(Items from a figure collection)

---

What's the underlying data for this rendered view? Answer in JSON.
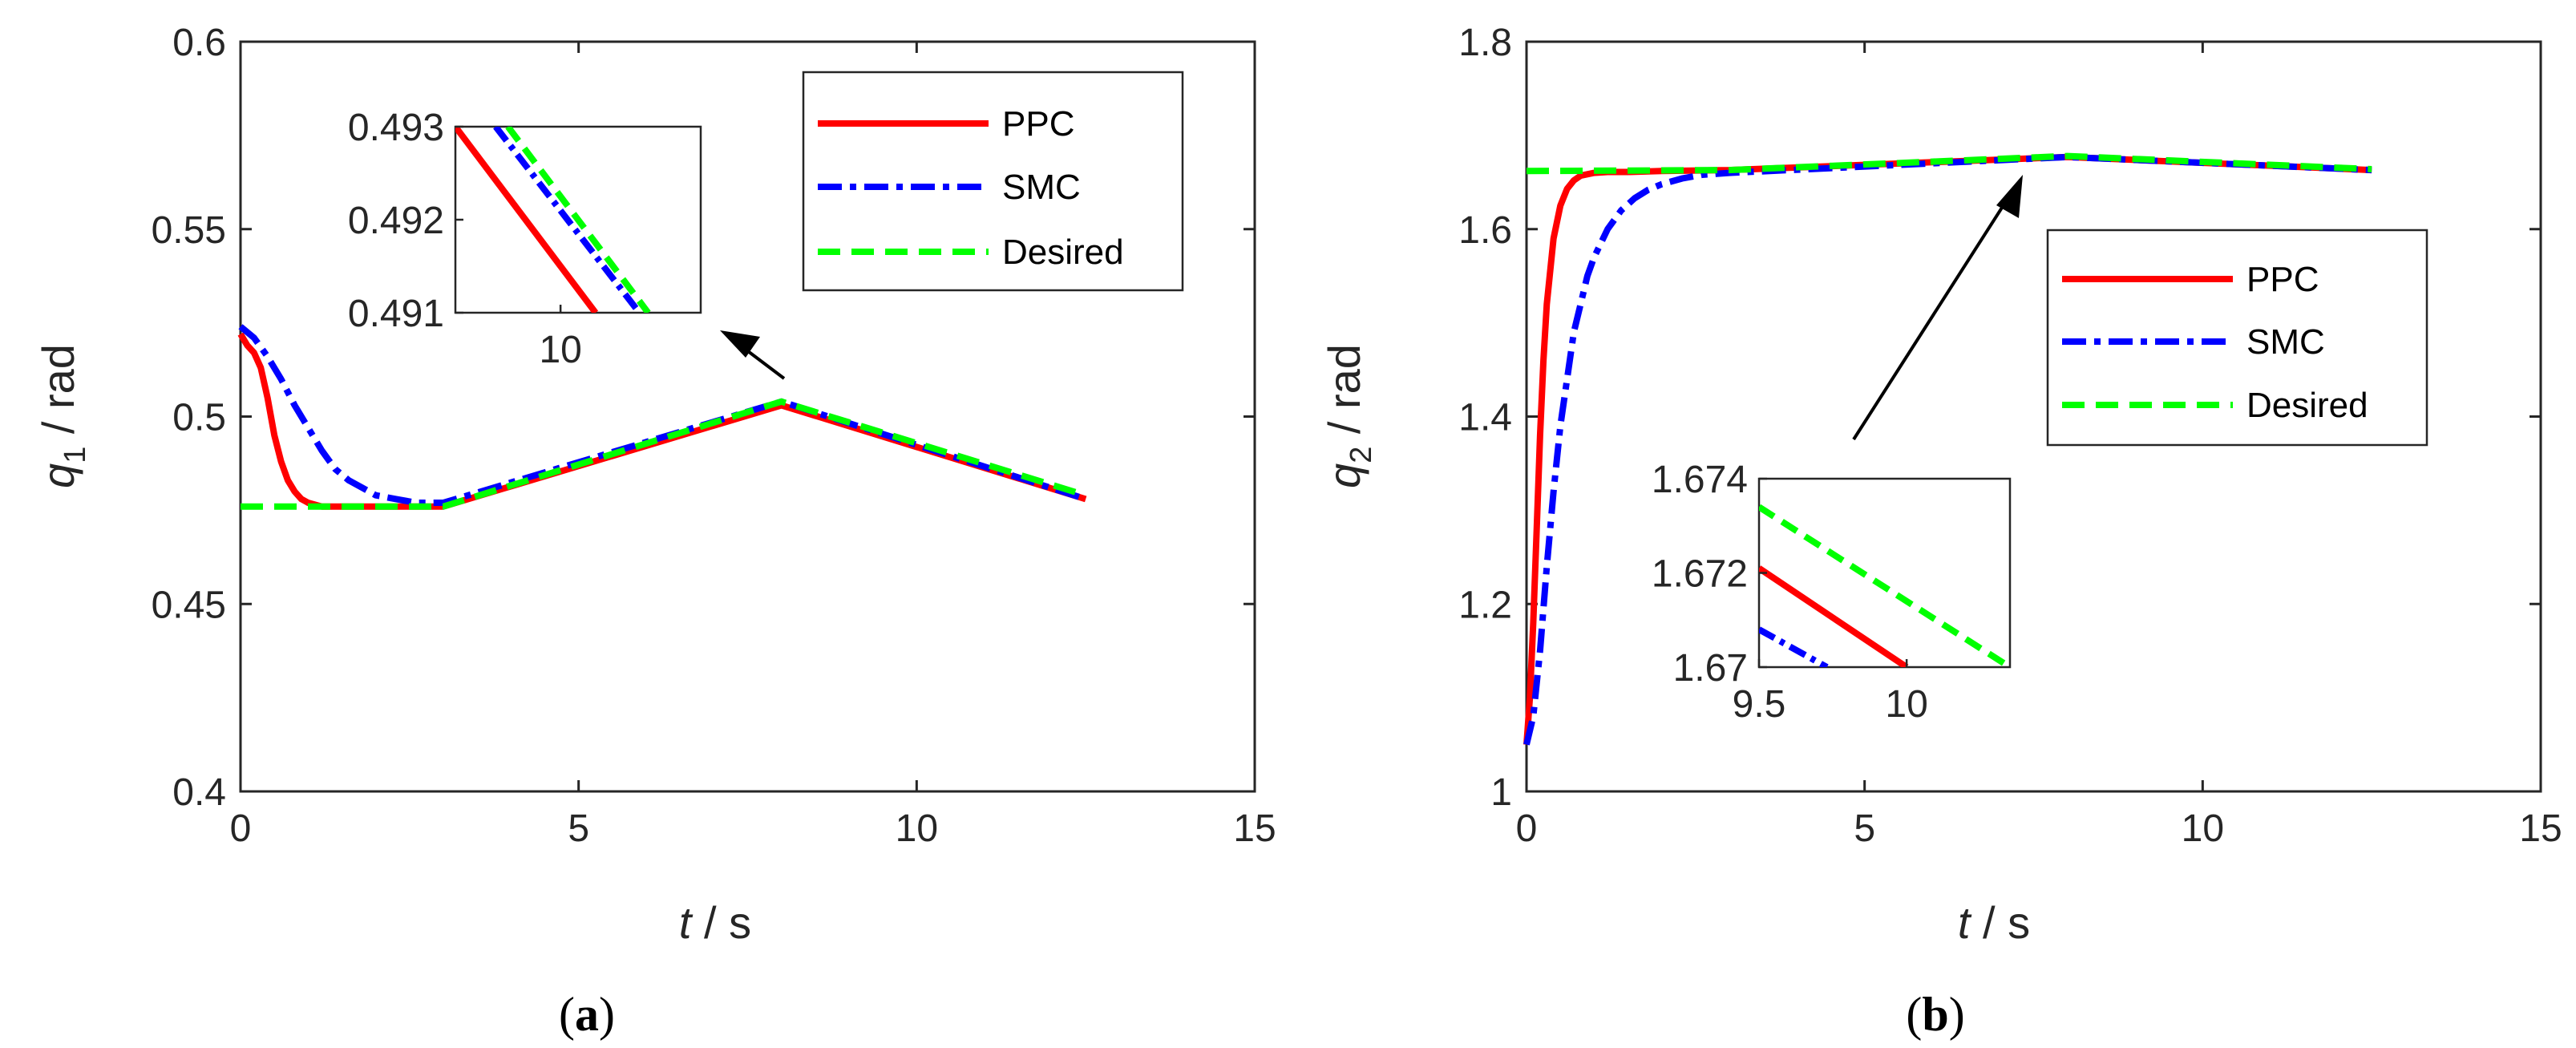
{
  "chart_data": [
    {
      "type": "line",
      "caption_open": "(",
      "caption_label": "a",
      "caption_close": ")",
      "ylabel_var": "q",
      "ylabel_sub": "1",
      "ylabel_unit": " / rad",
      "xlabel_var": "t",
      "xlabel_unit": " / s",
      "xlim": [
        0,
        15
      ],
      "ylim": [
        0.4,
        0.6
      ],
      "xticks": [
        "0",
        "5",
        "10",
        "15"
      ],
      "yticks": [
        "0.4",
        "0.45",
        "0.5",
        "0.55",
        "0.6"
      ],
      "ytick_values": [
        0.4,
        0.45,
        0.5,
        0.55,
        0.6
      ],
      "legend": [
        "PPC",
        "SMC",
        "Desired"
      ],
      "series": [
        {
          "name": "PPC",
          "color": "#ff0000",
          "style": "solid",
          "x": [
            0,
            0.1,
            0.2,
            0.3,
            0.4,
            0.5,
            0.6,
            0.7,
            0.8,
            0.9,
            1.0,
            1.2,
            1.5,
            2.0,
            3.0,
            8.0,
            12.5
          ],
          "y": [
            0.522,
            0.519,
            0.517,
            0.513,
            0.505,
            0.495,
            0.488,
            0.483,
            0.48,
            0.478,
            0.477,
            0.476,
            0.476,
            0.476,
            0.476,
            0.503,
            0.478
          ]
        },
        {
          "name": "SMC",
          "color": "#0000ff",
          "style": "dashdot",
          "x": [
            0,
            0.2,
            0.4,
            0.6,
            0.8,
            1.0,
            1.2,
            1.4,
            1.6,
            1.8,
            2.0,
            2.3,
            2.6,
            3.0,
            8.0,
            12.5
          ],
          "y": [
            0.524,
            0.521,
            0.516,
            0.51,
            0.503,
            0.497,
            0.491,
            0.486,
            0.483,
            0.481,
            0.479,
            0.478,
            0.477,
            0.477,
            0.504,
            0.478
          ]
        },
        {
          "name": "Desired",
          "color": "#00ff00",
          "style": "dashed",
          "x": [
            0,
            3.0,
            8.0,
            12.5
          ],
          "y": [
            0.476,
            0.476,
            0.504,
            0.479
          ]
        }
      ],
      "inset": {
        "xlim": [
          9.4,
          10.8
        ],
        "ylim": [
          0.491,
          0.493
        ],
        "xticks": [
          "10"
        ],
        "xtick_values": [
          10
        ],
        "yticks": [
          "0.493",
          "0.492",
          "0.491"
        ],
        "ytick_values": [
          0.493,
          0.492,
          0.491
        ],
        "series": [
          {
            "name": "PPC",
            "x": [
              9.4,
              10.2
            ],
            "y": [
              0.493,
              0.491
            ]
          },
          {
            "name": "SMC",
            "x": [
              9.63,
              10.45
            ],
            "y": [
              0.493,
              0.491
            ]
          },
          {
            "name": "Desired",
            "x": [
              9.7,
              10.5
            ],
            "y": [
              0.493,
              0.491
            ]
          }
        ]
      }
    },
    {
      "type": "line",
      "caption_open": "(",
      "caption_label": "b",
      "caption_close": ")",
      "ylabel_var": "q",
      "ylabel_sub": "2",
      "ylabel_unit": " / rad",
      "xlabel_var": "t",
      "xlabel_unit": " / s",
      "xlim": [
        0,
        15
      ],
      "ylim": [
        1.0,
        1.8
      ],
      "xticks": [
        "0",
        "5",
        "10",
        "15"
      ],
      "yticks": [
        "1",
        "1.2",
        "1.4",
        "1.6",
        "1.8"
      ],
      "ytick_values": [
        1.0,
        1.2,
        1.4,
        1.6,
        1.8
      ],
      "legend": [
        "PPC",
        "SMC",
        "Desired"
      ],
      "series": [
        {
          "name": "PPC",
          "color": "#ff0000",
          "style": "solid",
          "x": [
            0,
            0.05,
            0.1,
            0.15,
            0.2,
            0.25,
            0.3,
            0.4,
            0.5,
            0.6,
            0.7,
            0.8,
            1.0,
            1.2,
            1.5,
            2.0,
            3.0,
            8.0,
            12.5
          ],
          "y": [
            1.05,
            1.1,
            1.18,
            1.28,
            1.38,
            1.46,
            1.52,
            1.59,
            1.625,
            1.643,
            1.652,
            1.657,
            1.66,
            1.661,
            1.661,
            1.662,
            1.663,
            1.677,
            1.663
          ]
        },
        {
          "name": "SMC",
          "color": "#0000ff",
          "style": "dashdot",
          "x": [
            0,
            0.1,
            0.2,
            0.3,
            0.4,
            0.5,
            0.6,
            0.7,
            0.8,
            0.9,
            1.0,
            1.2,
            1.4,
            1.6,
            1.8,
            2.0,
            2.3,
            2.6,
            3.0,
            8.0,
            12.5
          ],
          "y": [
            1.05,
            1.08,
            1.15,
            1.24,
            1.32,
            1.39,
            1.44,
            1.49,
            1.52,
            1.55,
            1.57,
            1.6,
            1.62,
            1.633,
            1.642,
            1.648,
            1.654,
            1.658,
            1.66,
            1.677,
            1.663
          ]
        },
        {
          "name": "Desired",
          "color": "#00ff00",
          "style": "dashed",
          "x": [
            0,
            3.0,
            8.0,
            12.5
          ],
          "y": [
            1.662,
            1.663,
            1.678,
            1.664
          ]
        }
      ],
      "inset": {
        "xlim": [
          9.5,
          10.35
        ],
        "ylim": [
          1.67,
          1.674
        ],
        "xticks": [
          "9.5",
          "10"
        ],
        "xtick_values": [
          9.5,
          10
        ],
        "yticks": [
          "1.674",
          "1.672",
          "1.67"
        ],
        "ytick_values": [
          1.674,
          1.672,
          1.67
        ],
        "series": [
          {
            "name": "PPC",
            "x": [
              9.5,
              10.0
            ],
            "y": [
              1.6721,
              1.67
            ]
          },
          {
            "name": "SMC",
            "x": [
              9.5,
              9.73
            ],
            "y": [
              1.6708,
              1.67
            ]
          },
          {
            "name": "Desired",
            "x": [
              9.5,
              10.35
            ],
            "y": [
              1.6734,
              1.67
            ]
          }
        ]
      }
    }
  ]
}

---

Write out every line above exactly as it is, leaving out the pictures.

What's the underlying data for this rendered view? Answer in JSON.
{
  "chart_data": [
    {
      "type": "line",
      "caption_open": "(",
      "caption_label": "a",
      "caption_close": ")",
      "ylabel_var": "q",
      "ylabel_sub": "1",
      "ylabel_unit": " / rad",
      "xlabel_var": "t",
      "xlabel_unit": " / s",
      "xlim": [
        0,
        15
      ],
      "ylim": [
        0.4,
        0.6
      ],
      "xticks": [
        "0",
        "5",
        "10",
        "15"
      ],
      "yticks": [
        "0.4",
        "0.45",
        "0.5",
        "0.55",
        "0.6"
      ],
      "ytick_values": [
        0.4,
        0.45,
        0.5,
        0.55,
        0.6
      ],
      "legend": [
        "PPC",
        "SMC",
        "Desired"
      ],
      "series": [
        {
          "name": "PPC",
          "color": "#ff0000",
          "style": "solid",
          "x": [
            0,
            0.1,
            0.2,
            0.3,
            0.4,
            0.5,
            0.6,
            0.7,
            0.8,
            0.9,
            1.0,
            1.2,
            1.5,
            2.0,
            3.0,
            8.0,
            12.5
          ],
          "y": [
            0.522,
            0.519,
            0.517,
            0.513,
            0.505,
            0.495,
            0.488,
            0.483,
            0.48,
            0.478,
            0.477,
            0.476,
            0.476,
            0.476,
            0.476,
            0.503,
            0.478
          ]
        },
        {
          "name": "SMC",
          "color": "#0000ff",
          "style": "dashdot",
          "x": [
            0,
            0.2,
            0.4,
            0.6,
            0.8,
            1.0,
            1.2,
            1.4,
            1.6,
            1.8,
            2.0,
            2.3,
            2.6,
            3.0,
            8.0,
            12.5
          ],
          "y": [
            0.524,
            0.521,
            0.516,
            0.51,
            0.503,
            0.497,
            0.491,
            0.486,
            0.483,
            0.481,
            0.479,
            0.478,
            0.477,
            0.477,
            0.504,
            0.478
          ]
        },
        {
          "name": "Desired",
          "color": "#00ff00",
          "style": "dashed",
          "x": [
            0,
            3.0,
            8.0,
            12.5
          ],
          "y": [
            0.476,
            0.476,
            0.504,
            0.479
          ]
        }
      ],
      "inset": {
        "xlim": [
          9.4,
          10.8
        ],
        "ylim": [
          0.491,
          0.493
        ],
        "xticks": [
          "10"
        ],
        "xtick_values": [
          10
        ],
        "yticks": [
          "0.493",
          "0.492",
          "0.491"
        ],
        "ytick_values": [
          0.493,
          0.492,
          0.491
        ],
        "series": [
          {
            "name": "PPC",
            "x": [
              9.4,
              10.2
            ],
            "y": [
              0.493,
              0.491
            ]
          },
          {
            "name": "SMC",
            "x": [
              9.63,
              10.45
            ],
            "y": [
              0.493,
              0.491
            ]
          },
          {
            "name": "Desired",
            "x": [
              9.7,
              10.5
            ],
            "y": [
              0.493,
              0.491
            ]
          }
        ]
      }
    },
    {
      "type": "line",
      "caption_open": "(",
      "caption_label": "b",
      "caption_close": ")",
      "ylabel_var": "q",
      "ylabel_sub": "2",
      "ylabel_unit": " / rad",
      "xlabel_var": "t",
      "xlabel_unit": " / s",
      "xlim": [
        0,
        15
      ],
      "ylim": [
        1.0,
        1.8
      ],
      "xticks": [
        "0",
        "5",
        "10",
        "15"
      ],
      "yticks": [
        "1",
        "1.2",
        "1.4",
        "1.6",
        "1.8"
      ],
      "ytick_values": [
        1.0,
        1.2,
        1.4,
        1.6,
        1.8
      ],
      "legend": [
        "PPC",
        "SMC",
        "Desired"
      ],
      "series": [
        {
          "name": "PPC",
          "color": "#ff0000",
          "style": "solid",
          "x": [
            0,
            0.05,
            0.1,
            0.15,
            0.2,
            0.25,
            0.3,
            0.4,
            0.5,
            0.6,
            0.7,
            0.8,
            1.0,
            1.2,
            1.5,
            2.0,
            3.0,
            8.0,
            12.5
          ],
          "y": [
            1.05,
            1.1,
            1.18,
            1.28,
            1.38,
            1.46,
            1.52,
            1.59,
            1.625,
            1.643,
            1.652,
            1.657,
            1.66,
            1.661,
            1.661,
            1.662,
            1.663,
            1.677,
            1.663
          ]
        },
        {
          "name": "SMC",
          "color": "#0000ff",
          "style": "dashdot",
          "x": [
            0,
            0.1,
            0.2,
            0.3,
            0.4,
            0.5,
            0.6,
            0.7,
            0.8,
            0.9,
            1.0,
            1.2,
            1.4,
            1.6,
            1.8,
            2.0,
            2.3,
            2.6,
            3.0,
            8.0,
            12.5
          ],
          "y": [
            1.05,
            1.08,
            1.15,
            1.24,
            1.32,
            1.39,
            1.44,
            1.49,
            1.52,
            1.55,
            1.57,
            1.6,
            1.62,
            1.633,
            1.642,
            1.648,
            1.654,
            1.658,
            1.66,
            1.677,
            1.663
          ]
        },
        {
          "name": "Desired",
          "color": "#00ff00",
          "style": "dashed",
          "x": [
            0,
            3.0,
            8.0,
            12.5
          ],
          "y": [
            1.662,
            1.663,
            1.678,
            1.664
          ]
        }
      ],
      "inset": {
        "xlim": [
          9.5,
          10.35
        ],
        "ylim": [
          1.67,
          1.674
        ],
        "xticks": [
          "9.5",
          "10"
        ],
        "xtick_values": [
          9.5,
          10
        ],
        "yticks": [
          "1.674",
          "1.672",
          "1.67"
        ],
        "ytick_values": [
          1.674,
          1.672,
          1.67
        ],
        "series": [
          {
            "name": "PPC",
            "x": [
              9.5,
              10.0
            ],
            "y": [
              1.6721,
              1.67
            ]
          },
          {
            "name": "SMC",
            "x": [
              9.5,
              9.73
            ],
            "y": [
              1.6708,
              1.67
            ]
          },
          {
            "name": "Desired",
            "x": [
              9.5,
              10.35
            ],
            "y": [
              1.6734,
              1.67
            ]
          }
        ]
      }
    }
  ]
}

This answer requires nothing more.